-- Start of Recorded data --

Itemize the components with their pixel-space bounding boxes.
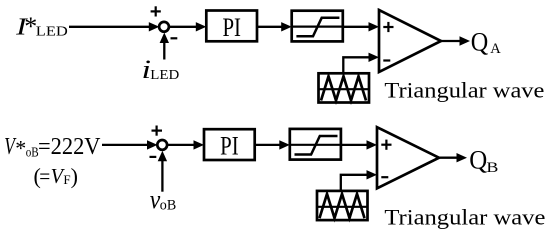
- svg-text:=: =: [39, 163, 50, 188]
- wire limiter to comparator (row 2): [341, 144, 367, 146]
- wire G1 to comparator minus input: [343, 57, 369, 73]
- wire input to summing junction S2: [102, 144, 148, 146]
- limiter (saturation) block row 2: [290, 129, 341, 160]
- svg-text:LED: LED: [36, 25, 68, 40]
- svg-text:A: A: [490, 41, 501, 57]
- wire input to summing junction: [69, 26, 150, 28]
- svg-text:oB: oB: [26, 146, 39, 161]
- label (=VF): [34, 163, 78, 188]
- svg-text:Triangular wave: Triangular wave: [384, 205, 545, 230]
- plus sign at summing junction S2: [152, 126, 163, 136]
- svg-text:*: *: [15, 136, 26, 161]
- svg-text:Triangular wave: Triangular wave: [384, 77, 544, 102]
- minus sign inside comparator U2: [383, 59, 390, 61]
- triangular wave generator box G1: [319, 73, 370, 102]
- label QA: [471, 27, 501, 57]
- svg-text:PI: PI: [220, 132, 239, 161]
- svg-text:PI: PI: [222, 13, 241, 42]
- label V*oB=222V: [4, 134, 101, 161]
- svg-text:B: B: [486, 160, 498, 176]
- wire PI to limiter: [257, 26, 282, 28]
- output wire QB: [439, 157, 458, 159]
- label voB: [150, 185, 176, 214]
- comparator U4 (triangle): [377, 127, 439, 188]
- label QB: [469, 146, 498, 176]
- svg-text:oB: oB: [160, 197, 176, 213]
- feedback arrow iLED into S1: [163, 41, 165, 60]
- label iLED: [142, 55, 180, 84]
- minus sign inside comparator U4: [381, 176, 388, 178]
- limiter (saturation) block: [292, 11, 343, 42]
- svg-text:Q: Q: [469, 146, 487, 175]
- wire limiter to comparator: [343, 26, 369, 28]
- minus sign at summing junction S2: [150, 156, 157, 158]
- plus sign at summing junction S1: [151, 6, 161, 16]
- comparator U2 (triangle): [379, 10, 441, 72]
- svg-text:): ): [71, 164, 78, 189]
- svg-text:=222V: =222V: [38, 134, 101, 160]
- summing junction S1: [159, 22, 169, 32]
- svg-text:F: F: [63, 172, 70, 187]
- svg-text:LED: LED: [150, 68, 179, 83]
- PI block U1: [206, 11, 257, 42]
- PI block U3: [204, 129, 255, 160]
- wire S1 to PI box: [169, 26, 197, 28]
- label I*LED: [15, 12, 68, 41]
- wire G2 to comparator minus input: [341, 175, 367, 191]
- summing junction S2: [157, 140, 167, 150]
- output wire QA: [441, 40, 461, 42]
- plus sign inside comparator U2: [383, 22, 393, 32]
- minus sign at summing junction S1: [171, 37, 178, 39]
- triangular wave generator box G2: [317, 191, 368, 220]
- feedback arrow voB into S2: [161, 159, 163, 192]
- wire PI to limiter (row 2): [255, 144, 280, 146]
- svg-text:Q: Q: [471, 27, 489, 56]
- plus sign inside comparator U4: [381, 140, 391, 150]
- wire S2 to PI box: [167, 144, 194, 146]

-- End of Recorded data --

Quote every line of the records above verbatim, omitting the picture from your answer.

Complete response:
Itemize the components with their pixel-space bounding boxes.
- svg-text:=: =: [39, 163, 50, 188]
- wire limiter to comparator (row 2): [341, 144, 367, 146]
- wire G1 to comparator minus input: [343, 57, 369, 73]
- wire input to summing junction S2: [102, 144, 148, 146]
- limiter (saturation) block row 2: [290, 129, 341, 160]
- svg-text:LED: LED: [36, 25, 68, 40]
- svg-text:A: A: [490, 41, 501, 57]
- wire input to summing junction: [69, 26, 150, 28]
- svg-text:oB: oB: [26, 146, 39, 161]
- label (=VF): [34, 163, 78, 188]
- svg-text:Triangular wave: Triangular wave: [384, 205, 545, 230]
- plus sign at summing junction S2: [152, 126, 163, 136]
- svg-text:*: *: [15, 136, 26, 161]
- svg-text:Triangular wave: Triangular wave: [384, 77, 544, 102]
- minus sign inside comparator U2: [383, 59, 390, 61]
- triangular wave generator box G1: [319, 73, 370, 102]
- label QA: [471, 27, 501, 57]
- svg-text:PI: PI: [220, 132, 239, 161]
- svg-text:PI: PI: [222, 13, 241, 42]
- label V*oB=222V: [4, 134, 101, 161]
- svg-text:B: B: [486, 160, 498, 176]
- wire PI to limiter: [257, 26, 282, 28]
- output wire QB: [439, 157, 458, 159]
- label voB: [150, 185, 176, 214]
- comparator U4 (triangle): [377, 127, 439, 188]
- label QB: [469, 146, 498, 176]
- svg-text:oB: oB: [160, 197, 176, 213]
- feedback arrow iLED into S1: [163, 41, 165, 60]
- label iLED: [142, 55, 180, 84]
- minus sign inside comparator U4: [381, 176, 388, 178]
- limiter (saturation) block: [292, 11, 343, 42]
- svg-text:Q: Q: [469, 146, 487, 175]
- wire limiter to comparator: [343, 26, 369, 28]
- minus sign at summing junction S2: [150, 156, 157, 158]
- plus sign at summing junction S1: [151, 6, 161, 16]
- comparator U2 (triangle): [379, 10, 441, 72]
- svg-text:): ): [71, 164, 78, 189]
- svg-text:=222V: =222V: [38, 134, 101, 160]
- summing junction S1: [159, 22, 169, 32]
- svg-text:F: F: [63, 172, 70, 187]
- svg-text:LED: LED: [150, 68, 179, 83]
- PI block U1: [206, 11, 257, 42]
- PI block U3: [204, 129, 255, 160]
- wire S1 to PI box: [169, 26, 197, 28]
- label I*LED: [15, 12, 68, 41]
- wire G2 to comparator minus input: [341, 175, 367, 191]
- summing junction S2: [157, 140, 167, 150]
- output wire QA: [441, 40, 461, 42]
- plus sign inside comparator U2: [383, 22, 393, 32]
- minus sign at summing junction S1: [171, 37, 178, 39]
- triangular wave generator box G2: [317, 191, 368, 220]
- feedback arrow voB into S2: [161, 159, 163, 192]
- wire PI to limiter (row 2): [255, 144, 280, 146]
- svg-text:Q: Q: [471, 27, 489, 56]
- plus sign inside comparator U4: [381, 140, 391, 150]
- wire S2 to PI box: [167, 144, 194, 146]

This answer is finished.